- **Task statement**
Below is a listing to write out in full, exactly as given, without its pictures.

- **Raw records**
####################

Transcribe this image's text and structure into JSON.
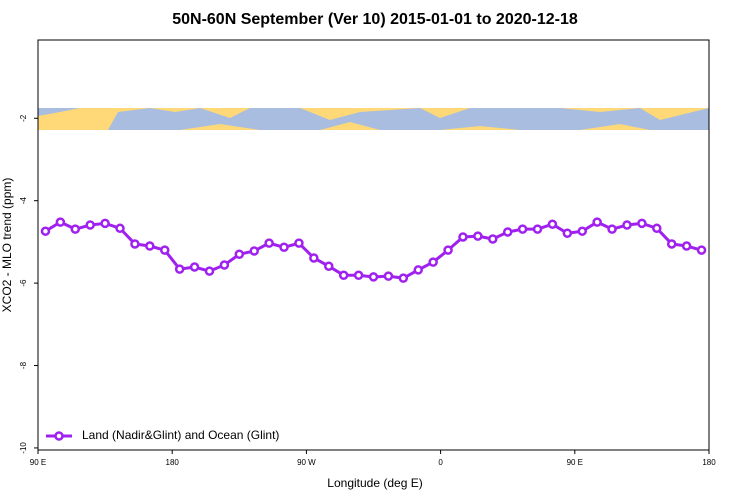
{
  "chart_data": {
    "type": "line",
    "title": "50N-60N September (Ver 10)   2015-01-01 to 2020-12-18",
    "xlabel": "Longitude (deg E)",
    "ylabel": "XCO2 - MLO trend (ppm)",
    "x": [
      95,
      105,
      115,
      125,
      135,
      145,
      155,
      165,
      175,
      185,
      195,
      205,
      215,
      225,
      235,
      245,
      255,
      265,
      275,
      285,
      295,
      305,
      315,
      325,
      335,
      345,
      355,
      365,
      375,
      385,
      395,
      405,
      415,
      425,
      435,
      445,
      455,
      465,
      475,
      485,
      495,
      505,
      515,
      525,
      535
    ],
    "series": [
      {
        "name": "Land (Nadir&Glint) and Ocean (Glint)",
        "color": "#a020f0",
        "values": [
          -4.74,
          -4.52,
          -4.69,
          -4.59,
          -4.55,
          -4.67,
          -5.05,
          -5.1,
          -5.2,
          -5.66,
          -5.61,
          -5.71,
          -5.56,
          -5.3,
          -5.22,
          -5.03,
          -5.13,
          -5.03,
          -5.39,
          -5.59,
          -5.81,
          -5.81,
          -5.85,
          -5.83,
          -5.88,
          -5.68,
          -5.49,
          -5.2,
          -4.88,
          -4.86,
          -4.93,
          -4.76,
          -4.69,
          -4.69,
          -4.57,
          -4.79,
          -4.74,
          -4.52,
          -4.69,
          -4.59,
          -4.55,
          -4.67,
          -5.05,
          -5.1,
          -5.2
        ]
      }
    ],
    "xlim": [
      90,
      540
    ],
    "xticks": [
      {
        "value": 90,
        "label": "90 E"
      },
      180,
      {
        "value": 270,
        "label": "90 W"
      },
      {
        "value": 360,
        "label": "0"
      },
      {
        "value": 450,
        "label": "90 E"
      },
      {
        "value": 540,
        "label": "180"
      }
    ],
    "ylim": [
      -10.05,
      -0.1
    ],
    "yticks": [
      -2,
      -4,
      -6,
      -8,
      -10
    ],
    "legend": "bottom-left"
  }
}
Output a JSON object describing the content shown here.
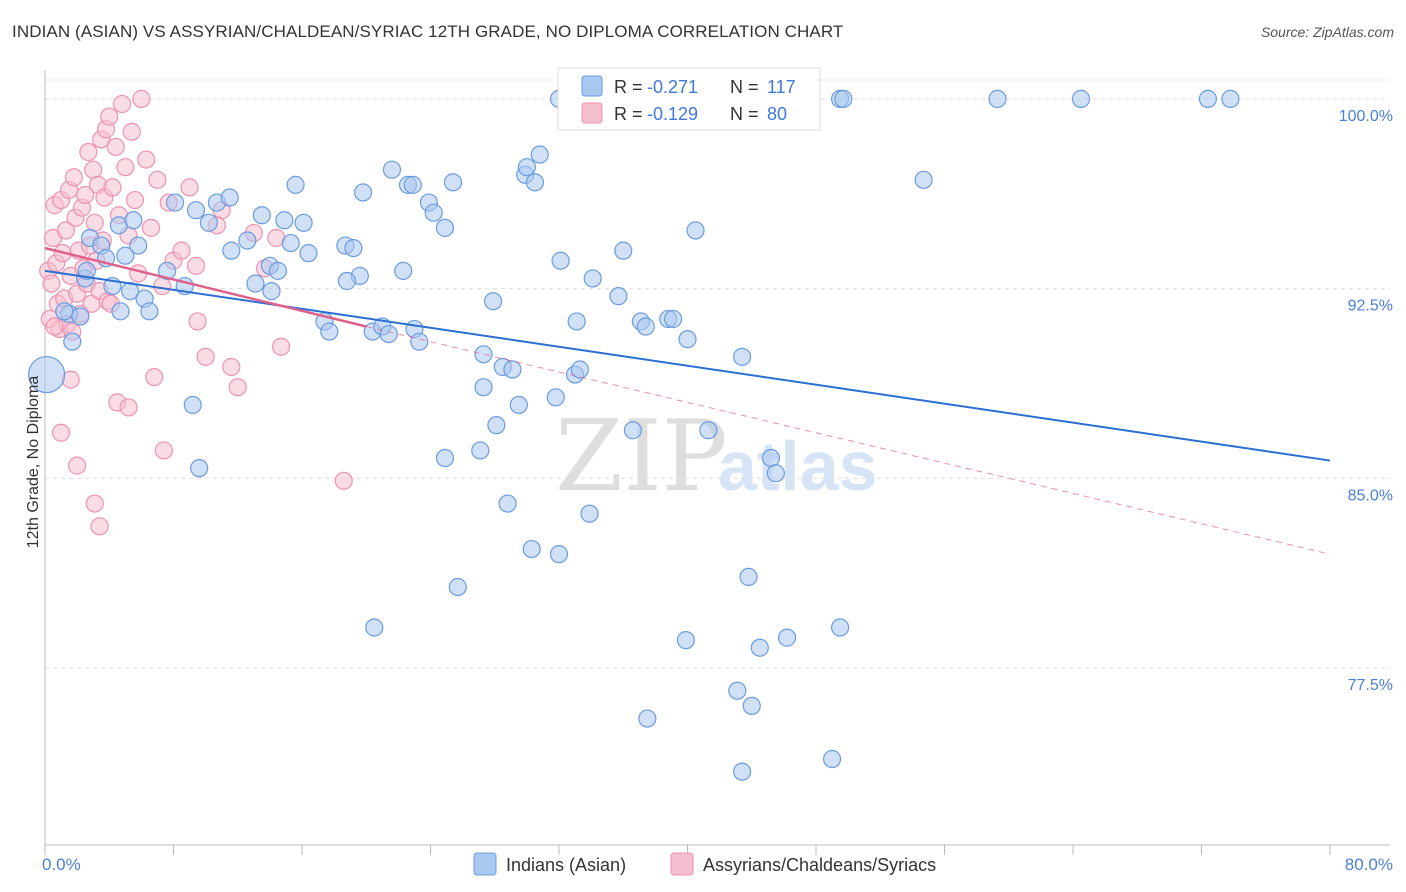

####################

- **Output for this exercise**
Transcribe this image's text and structure into JSON.
{
  "chart_data": {
    "type": "line",
    "title": "50N-60N September (Ver 10)   2015-01-01 to 2020-12-18",
    "xlabel": "Longitude (deg E)",
    "ylabel": "XCO2 - MLO trend (ppm)",
    "x": [
      95,
      105,
      115,
      125,
      135,
      145,
      155,
      165,
      175,
      185,
      195,
      205,
      215,
      225,
      235,
      245,
      255,
      265,
      275,
      285,
      295,
      305,
      315,
      325,
      335,
      345,
      355,
      365,
      375,
      385,
      395,
      405,
      415,
      425,
      435,
      445,
      455,
      465,
      475,
      485,
      495,
      505,
      515,
      525,
      535
    ],
    "series": [
      {
        "name": "Land (Nadir&Glint) and Ocean (Glint)",
        "color": "#a020f0",
        "values": [
          -4.74,
          -4.52,
          -4.69,
          -4.59,
          -4.55,
          -4.67,
          -5.05,
          -5.1,
          -5.2,
          -5.66,
          -5.61,
          -5.71,
          -5.56,
          -5.3,
          -5.22,
          -5.03,
          -5.13,
          -5.03,
          -5.39,
          -5.59,
          -5.81,
          -5.81,
          -5.85,
          -5.83,
          -5.88,
          -5.68,
          -5.49,
          -5.2,
          -4.88,
          -4.86,
          -4.93,
          -4.76,
          -4.69,
          -4.69,
          -4.57,
          -4.79,
          -4.74,
          -4.52,
          -4.69,
          -4.59,
          -4.55,
          -4.67,
          -5.05,
          -5.1,
          -5.2
        ]
      }
    ],
    "xlim": [
      90,
      540
    ],
    "xticks": [
      {
        "value": 90,
        "label": "90 E"
      },
      180,
      {
        "value": 270,
        "label": "90 W"
      },
      {
        "value": 360,
        "label": "0"
      },
      {
        "value": 450,
        "label": "90 E"
      },
      {
        "value": 540,
        "label": "180"
      }
    ],
    "ylim": [
      -10.05,
      -0.1
    ],
    "yticks": [
      -2,
      -4,
      -6,
      -8,
      -10
    ],
    "legend": "bottom-left"
  }
}
Output a JSON object describing the content shown here.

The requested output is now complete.